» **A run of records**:
******
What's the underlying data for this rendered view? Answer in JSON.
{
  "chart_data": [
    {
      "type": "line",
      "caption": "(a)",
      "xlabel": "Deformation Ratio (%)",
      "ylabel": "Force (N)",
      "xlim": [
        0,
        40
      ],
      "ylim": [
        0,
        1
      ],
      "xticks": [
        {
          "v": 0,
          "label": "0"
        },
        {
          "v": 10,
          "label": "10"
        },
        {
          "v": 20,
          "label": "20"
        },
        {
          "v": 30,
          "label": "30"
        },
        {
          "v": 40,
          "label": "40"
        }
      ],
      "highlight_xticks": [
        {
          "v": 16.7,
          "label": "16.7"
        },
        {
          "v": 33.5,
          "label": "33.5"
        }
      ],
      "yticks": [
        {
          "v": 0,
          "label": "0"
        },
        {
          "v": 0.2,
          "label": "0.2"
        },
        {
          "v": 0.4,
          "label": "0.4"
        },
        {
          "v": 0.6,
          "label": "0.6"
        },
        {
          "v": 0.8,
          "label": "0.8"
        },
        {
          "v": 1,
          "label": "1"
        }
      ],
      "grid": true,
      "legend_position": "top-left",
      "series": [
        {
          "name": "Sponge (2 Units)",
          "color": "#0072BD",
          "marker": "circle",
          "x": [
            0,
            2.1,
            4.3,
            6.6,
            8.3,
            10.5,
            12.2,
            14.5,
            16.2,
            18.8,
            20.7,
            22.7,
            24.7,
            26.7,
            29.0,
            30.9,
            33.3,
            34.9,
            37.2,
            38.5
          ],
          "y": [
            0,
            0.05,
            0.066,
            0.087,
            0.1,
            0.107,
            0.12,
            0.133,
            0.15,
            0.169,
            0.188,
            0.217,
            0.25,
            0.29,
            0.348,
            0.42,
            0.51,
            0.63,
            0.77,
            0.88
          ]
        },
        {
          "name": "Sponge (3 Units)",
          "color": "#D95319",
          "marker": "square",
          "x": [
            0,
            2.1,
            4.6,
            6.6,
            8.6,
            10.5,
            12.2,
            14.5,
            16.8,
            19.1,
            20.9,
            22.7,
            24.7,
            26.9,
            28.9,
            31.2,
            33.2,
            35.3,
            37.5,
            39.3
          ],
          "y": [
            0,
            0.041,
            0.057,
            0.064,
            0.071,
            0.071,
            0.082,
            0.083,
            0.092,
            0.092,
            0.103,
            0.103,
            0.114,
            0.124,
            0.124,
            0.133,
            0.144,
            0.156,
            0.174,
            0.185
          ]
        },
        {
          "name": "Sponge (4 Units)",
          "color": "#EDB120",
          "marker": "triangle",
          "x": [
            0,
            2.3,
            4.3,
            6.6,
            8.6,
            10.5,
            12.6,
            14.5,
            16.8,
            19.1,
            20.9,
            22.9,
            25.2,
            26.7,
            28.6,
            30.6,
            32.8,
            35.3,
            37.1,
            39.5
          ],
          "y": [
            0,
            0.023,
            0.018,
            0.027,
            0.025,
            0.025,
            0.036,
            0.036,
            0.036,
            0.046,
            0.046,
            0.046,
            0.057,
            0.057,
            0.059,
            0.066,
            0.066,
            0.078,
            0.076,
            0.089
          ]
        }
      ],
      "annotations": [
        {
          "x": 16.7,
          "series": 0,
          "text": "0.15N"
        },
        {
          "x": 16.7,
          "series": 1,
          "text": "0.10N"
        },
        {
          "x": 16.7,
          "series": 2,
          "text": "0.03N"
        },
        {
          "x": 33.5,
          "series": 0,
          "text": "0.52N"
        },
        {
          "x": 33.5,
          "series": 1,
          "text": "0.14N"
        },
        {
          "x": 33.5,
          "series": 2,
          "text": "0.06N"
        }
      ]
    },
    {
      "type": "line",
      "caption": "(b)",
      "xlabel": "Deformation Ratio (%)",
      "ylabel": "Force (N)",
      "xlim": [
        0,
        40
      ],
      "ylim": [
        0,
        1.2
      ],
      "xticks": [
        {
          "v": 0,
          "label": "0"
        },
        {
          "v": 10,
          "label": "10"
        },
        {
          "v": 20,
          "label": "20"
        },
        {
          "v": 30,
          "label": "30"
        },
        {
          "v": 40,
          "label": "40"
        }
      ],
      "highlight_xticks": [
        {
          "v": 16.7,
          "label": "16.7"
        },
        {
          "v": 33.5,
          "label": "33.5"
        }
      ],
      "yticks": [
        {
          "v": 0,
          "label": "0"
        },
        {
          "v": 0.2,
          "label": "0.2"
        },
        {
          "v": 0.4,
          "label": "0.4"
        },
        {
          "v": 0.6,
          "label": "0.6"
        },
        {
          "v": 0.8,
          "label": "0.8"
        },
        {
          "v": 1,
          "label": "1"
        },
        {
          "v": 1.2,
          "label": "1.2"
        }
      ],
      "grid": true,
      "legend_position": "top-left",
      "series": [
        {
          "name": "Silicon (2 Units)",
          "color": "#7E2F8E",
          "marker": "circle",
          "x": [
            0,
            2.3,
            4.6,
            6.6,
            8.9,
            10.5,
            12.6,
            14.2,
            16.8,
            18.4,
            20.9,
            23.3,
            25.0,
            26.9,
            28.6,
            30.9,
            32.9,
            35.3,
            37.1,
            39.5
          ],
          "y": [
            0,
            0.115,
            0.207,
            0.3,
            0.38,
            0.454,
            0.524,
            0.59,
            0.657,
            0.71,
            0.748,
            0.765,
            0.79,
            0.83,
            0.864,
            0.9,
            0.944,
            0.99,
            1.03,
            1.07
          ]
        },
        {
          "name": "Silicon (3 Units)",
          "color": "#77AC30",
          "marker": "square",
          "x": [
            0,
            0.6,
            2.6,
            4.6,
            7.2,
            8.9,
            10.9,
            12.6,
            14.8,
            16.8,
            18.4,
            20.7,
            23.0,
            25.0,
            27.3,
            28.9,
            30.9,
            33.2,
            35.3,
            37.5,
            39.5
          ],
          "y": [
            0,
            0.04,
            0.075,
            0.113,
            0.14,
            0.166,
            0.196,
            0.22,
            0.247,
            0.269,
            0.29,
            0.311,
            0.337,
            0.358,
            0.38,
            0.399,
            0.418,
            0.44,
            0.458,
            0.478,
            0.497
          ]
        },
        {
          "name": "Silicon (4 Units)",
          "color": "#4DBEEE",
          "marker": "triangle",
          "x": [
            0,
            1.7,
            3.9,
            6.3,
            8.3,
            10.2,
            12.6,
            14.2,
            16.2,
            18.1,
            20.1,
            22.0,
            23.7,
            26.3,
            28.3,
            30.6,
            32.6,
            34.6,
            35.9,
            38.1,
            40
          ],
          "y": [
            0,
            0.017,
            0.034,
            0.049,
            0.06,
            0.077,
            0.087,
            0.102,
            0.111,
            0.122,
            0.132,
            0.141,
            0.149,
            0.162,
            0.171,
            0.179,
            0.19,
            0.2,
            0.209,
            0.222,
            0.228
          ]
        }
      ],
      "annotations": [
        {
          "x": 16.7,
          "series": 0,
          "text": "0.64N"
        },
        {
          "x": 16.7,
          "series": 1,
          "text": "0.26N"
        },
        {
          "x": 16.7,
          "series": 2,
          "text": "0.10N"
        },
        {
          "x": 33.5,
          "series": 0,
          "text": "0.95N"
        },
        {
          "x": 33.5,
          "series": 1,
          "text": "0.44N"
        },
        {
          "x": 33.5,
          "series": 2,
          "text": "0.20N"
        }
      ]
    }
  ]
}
******
» **Exercise goal**: All of the material must be reproduced exactly.

» **Result of the exercise**:
What's the underlying data for this rendered view? Answer in JSON.
{
  "chart_data": [
    {
      "type": "line",
      "caption": "(a)",
      "xlabel": "Deformation Ratio (%)",
      "ylabel": "Force (N)",
      "xlim": [
        0,
        40
      ],
      "ylim": [
        0,
        1
      ],
      "xticks": [
        {
          "v": 0,
          "label": "0"
        },
        {
          "v": 10,
          "label": "10"
        },
        {
          "v": 20,
          "label": "20"
        },
        {
          "v": 30,
          "label": "30"
        },
        {
          "v": 40,
          "label": "40"
        }
      ],
      "highlight_xticks": [
        {
          "v": 16.7,
          "label": "16.7"
        },
        {
          "v": 33.5,
          "label": "33.5"
        }
      ],
      "yticks": [
        {
          "v": 0,
          "label": "0"
        },
        {
          "v": 0.2,
          "label": "0.2"
        },
        {
          "v": 0.4,
          "label": "0.4"
        },
        {
          "v": 0.6,
          "label": "0.6"
        },
        {
          "v": 0.8,
          "label": "0.8"
        },
        {
          "v": 1,
          "label": "1"
        }
      ],
      "grid": true,
      "legend_position": "top-left",
      "series": [
        {
          "name": "Sponge (2 Units)",
          "color": "#0072BD",
          "marker": "circle",
          "x": [
            0,
            2.1,
            4.3,
            6.6,
            8.3,
            10.5,
            12.2,
            14.5,
            16.2,
            18.8,
            20.7,
            22.7,
            24.7,
            26.7,
            29.0,
            30.9,
            33.3,
            34.9,
            37.2,
            38.5
          ],
          "y": [
            0,
            0.05,
            0.066,
            0.087,
            0.1,
            0.107,
            0.12,
            0.133,
            0.15,
            0.169,
            0.188,
            0.217,
            0.25,
            0.29,
            0.348,
            0.42,
            0.51,
            0.63,
            0.77,
            0.88
          ]
        },
        {
          "name": "Sponge (3 Units)",
          "color": "#D95319",
          "marker": "square",
          "x": [
            0,
            2.1,
            4.6,
            6.6,
            8.6,
            10.5,
            12.2,
            14.5,
            16.8,
            19.1,
            20.9,
            22.7,
            24.7,
            26.9,
            28.9,
            31.2,
            33.2,
            35.3,
            37.5,
            39.3
          ],
          "y": [
            0,
            0.041,
            0.057,
            0.064,
            0.071,
            0.071,
            0.082,
            0.083,
            0.092,
            0.092,
            0.103,
            0.103,
            0.114,
            0.124,
            0.124,
            0.133,
            0.144,
            0.156,
            0.174,
            0.185
          ]
        },
        {
          "name": "Sponge (4 Units)",
          "color": "#EDB120",
          "marker": "triangle",
          "x": [
            0,
            2.3,
            4.3,
            6.6,
            8.6,
            10.5,
            12.6,
            14.5,
            16.8,
            19.1,
            20.9,
            22.9,
            25.2,
            26.7,
            28.6,
            30.6,
            32.8,
            35.3,
            37.1,
            39.5
          ],
          "y": [
            0,
            0.023,
            0.018,
            0.027,
            0.025,
            0.025,
            0.036,
            0.036,
            0.036,
            0.046,
            0.046,
            0.046,
            0.057,
            0.057,
            0.059,
            0.066,
            0.066,
            0.078,
            0.076,
            0.089
          ]
        }
      ],
      "annotations": [
        {
          "x": 16.7,
          "series": 0,
          "text": "0.15N"
        },
        {
          "x": 16.7,
          "series": 1,
          "text": "0.10N"
        },
        {
          "x": 16.7,
          "series": 2,
          "text": "0.03N"
        },
        {
          "x": 33.5,
          "series": 0,
          "text": "0.52N"
        },
        {
          "x": 33.5,
          "series": 1,
          "text": "0.14N"
        },
        {
          "x": 33.5,
          "series": 2,
          "text": "0.06N"
        }
      ]
    },
    {
      "type": "line",
      "caption": "(b)",
      "xlabel": "Deformation Ratio (%)",
      "ylabel": "Force (N)",
      "xlim": [
        0,
        40
      ],
      "ylim": [
        0,
        1.2
      ],
      "xticks": [
        {
          "v": 0,
          "label": "0"
        },
        {
          "v": 10,
          "label": "10"
        },
        {
          "v": 20,
          "label": "20"
        },
        {
          "v": 30,
          "label": "30"
        },
        {
          "v": 40,
          "label": "40"
        }
      ],
      "highlight_xticks": [
        {
          "v": 16.7,
          "label": "16.7"
        },
        {
          "v": 33.5,
          "label": "33.5"
        }
      ],
      "yticks": [
        {
          "v": 0,
          "label": "0"
        },
        {
          "v": 0.2,
          "label": "0.2"
        },
        {
          "v": 0.4,
          "label": "0.4"
        },
        {
          "v": 0.6,
          "label": "0.6"
        },
        {
          "v": 0.8,
          "label": "0.8"
        },
        {
          "v": 1,
          "label": "1"
        },
        {
          "v": 1.2,
          "label": "1.2"
        }
      ],
      "grid": true,
      "legend_position": "top-left",
      "series": [
        {
          "name": "Silicon (2 Units)",
          "color": "#7E2F8E",
          "marker": "circle",
          "x": [
            0,
            2.3,
            4.6,
            6.6,
            8.9,
            10.5,
            12.6,
            14.2,
            16.8,
            18.4,
            20.9,
            23.3,
            25.0,
            26.9,
            28.6,
            30.9,
            32.9,
            35.3,
            37.1,
            39.5
          ],
          "y": [
            0,
            0.115,
            0.207,
            0.3,
            0.38,
            0.454,
            0.524,
            0.59,
            0.657,
            0.71,
            0.748,
            0.765,
            0.79,
            0.83,
            0.864,
            0.9,
            0.944,
            0.99,
            1.03,
            1.07
          ]
        },
        {
          "name": "Silicon (3 Units)",
          "color": "#77AC30",
          "marker": "square",
          "x": [
            0,
            0.6,
            2.6,
            4.6,
            7.2,
            8.9,
            10.9,
            12.6,
            14.8,
            16.8,
            18.4,
            20.7,
            23.0,
            25.0,
            27.3,
            28.9,
            30.9,
            33.2,
            35.3,
            37.5,
            39.5
          ],
          "y": [
            0,
            0.04,
            0.075,
            0.113,
            0.14,
            0.166,
            0.196,
            0.22,
            0.247,
            0.269,
            0.29,
            0.311,
            0.337,
            0.358,
            0.38,
            0.399,
            0.418,
            0.44,
            0.458,
            0.478,
            0.497
          ]
        },
        {
          "name": "Silicon (4 Units)",
          "color": "#4DBEEE",
          "marker": "triangle",
          "x": [
            0,
            1.7,
            3.9,
            6.3,
            8.3,
            10.2,
            12.6,
            14.2,
            16.2,
            18.1,
            20.1,
            22.0,
            23.7,
            26.3,
            28.3,
            30.6,
            32.6,
            34.6,
            35.9,
            38.1,
            40
          ],
          "y": [
            0,
            0.017,
            0.034,
            0.049,
            0.06,
            0.077,
            0.087,
            0.102,
            0.111,
            0.122,
            0.132,
            0.141,
            0.149,
            0.162,
            0.171,
            0.179,
            0.19,
            0.2,
            0.209,
            0.222,
            0.228
          ]
        }
      ],
      "annotations": [
        {
          "x": 16.7,
          "series": 0,
          "text": "0.64N"
        },
        {
          "x": 16.7,
          "series": 1,
          "text": "0.26N"
        },
        {
          "x": 16.7,
          "series": 2,
          "text": "0.10N"
        },
        {
          "x": 33.5,
          "series": 0,
          "text": "0.95N"
        },
        {
          "x": 33.5,
          "series": 1,
          "text": "0.44N"
        },
        {
          "x": 33.5,
          "series": 2,
          "text": "0.20N"
        }
      ]
    }
  ]
}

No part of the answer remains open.